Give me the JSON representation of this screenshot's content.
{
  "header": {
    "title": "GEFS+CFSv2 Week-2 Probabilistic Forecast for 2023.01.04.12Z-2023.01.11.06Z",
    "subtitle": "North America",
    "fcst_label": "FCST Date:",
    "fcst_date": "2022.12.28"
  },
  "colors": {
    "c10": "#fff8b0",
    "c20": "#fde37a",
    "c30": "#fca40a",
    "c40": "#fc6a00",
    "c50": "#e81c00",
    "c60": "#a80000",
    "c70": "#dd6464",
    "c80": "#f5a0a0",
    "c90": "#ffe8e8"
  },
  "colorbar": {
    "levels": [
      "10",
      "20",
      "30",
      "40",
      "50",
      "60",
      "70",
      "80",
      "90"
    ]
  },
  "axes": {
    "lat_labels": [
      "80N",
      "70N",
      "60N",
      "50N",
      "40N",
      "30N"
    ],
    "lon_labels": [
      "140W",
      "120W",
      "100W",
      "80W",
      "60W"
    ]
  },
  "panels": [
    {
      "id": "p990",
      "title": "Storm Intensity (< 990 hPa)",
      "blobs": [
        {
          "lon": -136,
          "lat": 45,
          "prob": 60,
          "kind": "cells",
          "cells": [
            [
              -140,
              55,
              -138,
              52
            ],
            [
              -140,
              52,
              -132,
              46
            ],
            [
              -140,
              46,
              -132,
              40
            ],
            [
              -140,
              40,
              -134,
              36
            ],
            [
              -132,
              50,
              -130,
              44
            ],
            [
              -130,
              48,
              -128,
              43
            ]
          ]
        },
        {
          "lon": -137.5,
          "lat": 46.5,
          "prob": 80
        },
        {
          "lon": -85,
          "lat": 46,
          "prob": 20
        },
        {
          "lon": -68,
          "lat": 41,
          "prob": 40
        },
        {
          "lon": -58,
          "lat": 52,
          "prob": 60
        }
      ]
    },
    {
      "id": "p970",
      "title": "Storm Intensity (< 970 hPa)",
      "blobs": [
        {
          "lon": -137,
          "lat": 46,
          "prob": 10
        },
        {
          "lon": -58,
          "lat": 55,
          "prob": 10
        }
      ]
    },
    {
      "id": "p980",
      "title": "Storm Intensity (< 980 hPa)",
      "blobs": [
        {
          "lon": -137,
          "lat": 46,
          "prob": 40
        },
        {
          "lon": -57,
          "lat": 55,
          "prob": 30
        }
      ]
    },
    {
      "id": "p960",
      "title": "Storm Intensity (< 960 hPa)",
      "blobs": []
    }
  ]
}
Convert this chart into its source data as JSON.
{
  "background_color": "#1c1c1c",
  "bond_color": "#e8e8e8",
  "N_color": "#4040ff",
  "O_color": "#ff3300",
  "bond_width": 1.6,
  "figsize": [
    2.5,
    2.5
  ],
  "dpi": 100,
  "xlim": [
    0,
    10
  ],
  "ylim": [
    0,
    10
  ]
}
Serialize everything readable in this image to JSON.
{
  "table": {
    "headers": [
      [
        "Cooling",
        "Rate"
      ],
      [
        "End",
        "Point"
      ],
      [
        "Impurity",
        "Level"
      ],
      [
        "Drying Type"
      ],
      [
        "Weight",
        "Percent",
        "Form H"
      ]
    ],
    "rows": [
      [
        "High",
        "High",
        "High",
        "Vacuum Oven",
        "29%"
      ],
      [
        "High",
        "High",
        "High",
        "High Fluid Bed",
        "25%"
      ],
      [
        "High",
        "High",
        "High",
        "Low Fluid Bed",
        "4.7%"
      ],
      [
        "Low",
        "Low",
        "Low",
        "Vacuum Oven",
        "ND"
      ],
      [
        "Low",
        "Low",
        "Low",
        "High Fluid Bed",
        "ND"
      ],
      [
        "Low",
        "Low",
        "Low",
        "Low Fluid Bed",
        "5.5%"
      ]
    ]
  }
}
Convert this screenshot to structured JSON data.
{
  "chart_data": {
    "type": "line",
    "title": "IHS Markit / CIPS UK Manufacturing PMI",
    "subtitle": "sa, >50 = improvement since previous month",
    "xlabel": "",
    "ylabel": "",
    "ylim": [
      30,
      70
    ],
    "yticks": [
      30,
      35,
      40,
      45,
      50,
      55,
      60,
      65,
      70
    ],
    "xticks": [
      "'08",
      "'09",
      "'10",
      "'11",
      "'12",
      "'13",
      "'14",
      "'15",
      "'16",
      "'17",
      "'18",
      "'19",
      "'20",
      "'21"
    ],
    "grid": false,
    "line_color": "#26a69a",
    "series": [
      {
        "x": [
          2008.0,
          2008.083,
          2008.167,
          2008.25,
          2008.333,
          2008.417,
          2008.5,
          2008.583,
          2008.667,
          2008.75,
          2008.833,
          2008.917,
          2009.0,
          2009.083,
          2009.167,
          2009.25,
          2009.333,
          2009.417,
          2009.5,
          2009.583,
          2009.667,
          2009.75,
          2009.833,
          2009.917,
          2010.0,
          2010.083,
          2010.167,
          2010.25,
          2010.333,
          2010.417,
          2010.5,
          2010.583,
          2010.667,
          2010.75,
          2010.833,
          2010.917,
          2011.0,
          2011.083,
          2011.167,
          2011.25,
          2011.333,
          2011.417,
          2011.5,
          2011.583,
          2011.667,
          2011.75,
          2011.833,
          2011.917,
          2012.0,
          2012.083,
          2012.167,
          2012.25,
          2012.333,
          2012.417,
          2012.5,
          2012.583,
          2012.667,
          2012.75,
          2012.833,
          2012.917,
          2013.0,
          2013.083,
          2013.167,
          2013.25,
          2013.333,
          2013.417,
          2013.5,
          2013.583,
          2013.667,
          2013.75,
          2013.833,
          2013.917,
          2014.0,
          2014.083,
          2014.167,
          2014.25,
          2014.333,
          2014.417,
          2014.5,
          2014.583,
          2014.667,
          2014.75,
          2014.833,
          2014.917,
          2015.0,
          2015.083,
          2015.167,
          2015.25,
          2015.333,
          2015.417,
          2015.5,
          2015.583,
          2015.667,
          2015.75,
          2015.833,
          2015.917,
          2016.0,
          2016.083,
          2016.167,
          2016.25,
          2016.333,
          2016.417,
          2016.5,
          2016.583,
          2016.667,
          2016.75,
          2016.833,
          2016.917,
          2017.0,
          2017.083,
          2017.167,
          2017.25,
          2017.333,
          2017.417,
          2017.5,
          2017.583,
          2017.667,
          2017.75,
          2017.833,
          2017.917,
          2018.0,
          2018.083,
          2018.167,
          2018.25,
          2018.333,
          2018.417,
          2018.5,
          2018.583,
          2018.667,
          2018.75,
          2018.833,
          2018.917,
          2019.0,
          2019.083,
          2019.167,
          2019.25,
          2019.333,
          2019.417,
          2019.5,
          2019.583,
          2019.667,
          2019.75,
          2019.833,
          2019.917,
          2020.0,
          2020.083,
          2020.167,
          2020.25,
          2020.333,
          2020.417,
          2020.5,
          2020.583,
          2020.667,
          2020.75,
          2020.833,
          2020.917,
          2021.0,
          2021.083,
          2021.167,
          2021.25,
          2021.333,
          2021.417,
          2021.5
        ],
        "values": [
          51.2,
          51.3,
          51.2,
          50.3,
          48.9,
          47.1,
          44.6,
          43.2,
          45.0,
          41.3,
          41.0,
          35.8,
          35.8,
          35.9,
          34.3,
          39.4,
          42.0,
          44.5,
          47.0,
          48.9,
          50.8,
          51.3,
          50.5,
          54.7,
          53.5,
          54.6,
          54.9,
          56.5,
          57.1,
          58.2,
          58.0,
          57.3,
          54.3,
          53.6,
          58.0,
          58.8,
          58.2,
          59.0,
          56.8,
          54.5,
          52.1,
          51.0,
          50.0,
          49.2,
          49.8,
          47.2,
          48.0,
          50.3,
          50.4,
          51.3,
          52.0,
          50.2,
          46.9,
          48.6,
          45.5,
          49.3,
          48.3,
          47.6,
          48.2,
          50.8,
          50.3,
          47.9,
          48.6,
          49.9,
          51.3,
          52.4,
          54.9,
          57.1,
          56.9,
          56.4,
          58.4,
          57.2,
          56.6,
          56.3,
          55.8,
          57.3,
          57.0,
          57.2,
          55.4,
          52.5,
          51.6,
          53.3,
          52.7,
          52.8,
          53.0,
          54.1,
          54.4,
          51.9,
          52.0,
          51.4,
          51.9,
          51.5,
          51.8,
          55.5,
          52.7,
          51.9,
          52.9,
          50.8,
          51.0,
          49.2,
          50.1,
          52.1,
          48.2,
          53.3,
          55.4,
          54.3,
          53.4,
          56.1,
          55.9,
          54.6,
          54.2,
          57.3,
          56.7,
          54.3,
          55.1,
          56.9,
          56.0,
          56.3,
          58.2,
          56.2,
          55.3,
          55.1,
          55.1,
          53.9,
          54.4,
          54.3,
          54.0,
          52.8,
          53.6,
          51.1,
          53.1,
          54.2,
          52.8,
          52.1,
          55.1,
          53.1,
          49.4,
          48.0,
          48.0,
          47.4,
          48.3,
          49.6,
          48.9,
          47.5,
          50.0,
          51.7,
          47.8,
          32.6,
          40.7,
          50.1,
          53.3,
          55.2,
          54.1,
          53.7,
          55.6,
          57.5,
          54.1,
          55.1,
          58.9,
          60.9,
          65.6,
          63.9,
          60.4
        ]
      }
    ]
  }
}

════════

■ **REQUEST**
Pick out and copy every line that contains the word "Storm".

■ **TASK OUTPUT**
      "title": "Storm Intensity (< 990 hPa)",
      "title": "Storm Intensity (< 970 hPa)",
      "title": "Storm Intensity (< 980 hPa)",
      "title": "Storm Intensity (< 960 hPa)",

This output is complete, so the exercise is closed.